═════ Provided records
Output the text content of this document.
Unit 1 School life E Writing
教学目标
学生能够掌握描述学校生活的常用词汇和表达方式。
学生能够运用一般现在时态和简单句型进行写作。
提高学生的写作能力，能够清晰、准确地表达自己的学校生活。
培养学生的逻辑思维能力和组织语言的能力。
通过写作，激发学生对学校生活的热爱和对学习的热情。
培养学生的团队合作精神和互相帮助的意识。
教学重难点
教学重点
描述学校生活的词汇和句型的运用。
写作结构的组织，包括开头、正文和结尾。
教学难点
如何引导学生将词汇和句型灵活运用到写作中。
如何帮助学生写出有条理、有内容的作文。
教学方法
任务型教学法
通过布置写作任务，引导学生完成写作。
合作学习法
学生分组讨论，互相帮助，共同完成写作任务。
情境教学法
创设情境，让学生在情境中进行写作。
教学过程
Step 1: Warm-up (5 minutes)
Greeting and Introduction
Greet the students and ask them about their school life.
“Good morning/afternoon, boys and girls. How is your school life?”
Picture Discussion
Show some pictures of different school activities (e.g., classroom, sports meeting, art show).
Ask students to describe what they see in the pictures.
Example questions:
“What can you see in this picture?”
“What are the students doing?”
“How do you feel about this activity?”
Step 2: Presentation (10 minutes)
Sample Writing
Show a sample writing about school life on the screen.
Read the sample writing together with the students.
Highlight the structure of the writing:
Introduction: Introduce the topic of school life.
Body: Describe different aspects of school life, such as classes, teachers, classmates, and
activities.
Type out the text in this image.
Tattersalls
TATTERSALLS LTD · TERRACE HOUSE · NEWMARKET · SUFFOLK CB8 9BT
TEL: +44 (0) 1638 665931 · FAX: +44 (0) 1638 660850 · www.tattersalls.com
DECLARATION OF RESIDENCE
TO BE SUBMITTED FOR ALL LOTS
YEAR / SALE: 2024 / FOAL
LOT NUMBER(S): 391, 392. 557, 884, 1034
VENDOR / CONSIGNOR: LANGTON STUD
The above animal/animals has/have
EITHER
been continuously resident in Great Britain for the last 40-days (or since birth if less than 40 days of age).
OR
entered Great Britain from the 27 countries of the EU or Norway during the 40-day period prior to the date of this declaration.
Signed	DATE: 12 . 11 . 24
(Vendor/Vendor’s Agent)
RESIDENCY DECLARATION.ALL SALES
══════════
Repeat all of the records above exactly as written.

• Exercise answer:
Output the text content of this document.
Unit 1 School life E Writing
教学目标
学生能够掌握描述学校生活的常用词汇和表达方式。
学生能够运用一般现在时态和简单句型进行写作。
提高学生的写作能力，能够清晰、准确地表达自己的学校生活。
培养学生的逻辑思维能力和组织语言的能力。
通过写作，激发学生对学校生活的热爱和对学习的热情。
培养学生的团队合作精神和互相帮助的意识。
教学重难点
教学重点
描述学校生活的词汇和句型的运用。
写作结构的组织，包括开头、正文和结尾。
教学难点
如何引导学生将词汇和句型灵活运用到写作中。
如何帮助学生写出有条理、有内容的作文。
教学方法
任务型教学法
通过布置写作任务，引导学生完成写作。
合作学习法
学生分组讨论，互相帮助，共同完成写作任务。
情境教学法
创设情境，让学生在情境中进行写作。
教学过程
Step 1: Warm-up (5 minutes)
Greeting and Introduction
Greet the students and ask them about their school life.
“Good morning/afternoon, boys and girls. How is your school life?”
Picture Discussion
Show some pictures of different school activities (e.g., classroom, sports meeting, art show).
Ask students to describe what they see in the pictures.
Example questions:
“What can you see in this picture?”
“What are the students doing?”
“How do you feel about this activity?”
Step 2: Presentation (10 minutes)
Sample Writing
Show a sample writing about school life on the screen.
Read the sample writing together with the students.
Highlight the structure of the writing:
Introduction: Introduce the topic of school life.
Body: Describe different aspects of school life, such as classes, teachers, classmates, and
activities.
Type out the text in this image.
Tattersalls
TATTERSALLS LTD · TERRACE HOUSE · NEWMARKET · SUFFOLK CB8 9BT
TEL: +44 (0) 1638 665931 · FAX: +44 (0) 1638 660850 · www.tattersalls.com
DECLARATION OF RESIDENCE
TO BE SUBMITTED FOR ALL LOTS
YEAR / SALE: 2024 / FOAL
LOT NUMBER(S): 391, 392. 557, 884, 1034
VENDOR / CONSIGNOR: LANGTON STUD
The above animal/animals has/have
EITHER
been continuously resident in Great Britain for the last 40-days (or since birth if less than 40 days of age).
OR
entered Great Britain from the 27 countries of the EU or Norway during the 40-day period prior to the date of this declaration.
Signed	DATE: 12 . 11 . 24
(Vendor/Vendor’s Agent)
RESIDENCY DECLARATION.ALL SALES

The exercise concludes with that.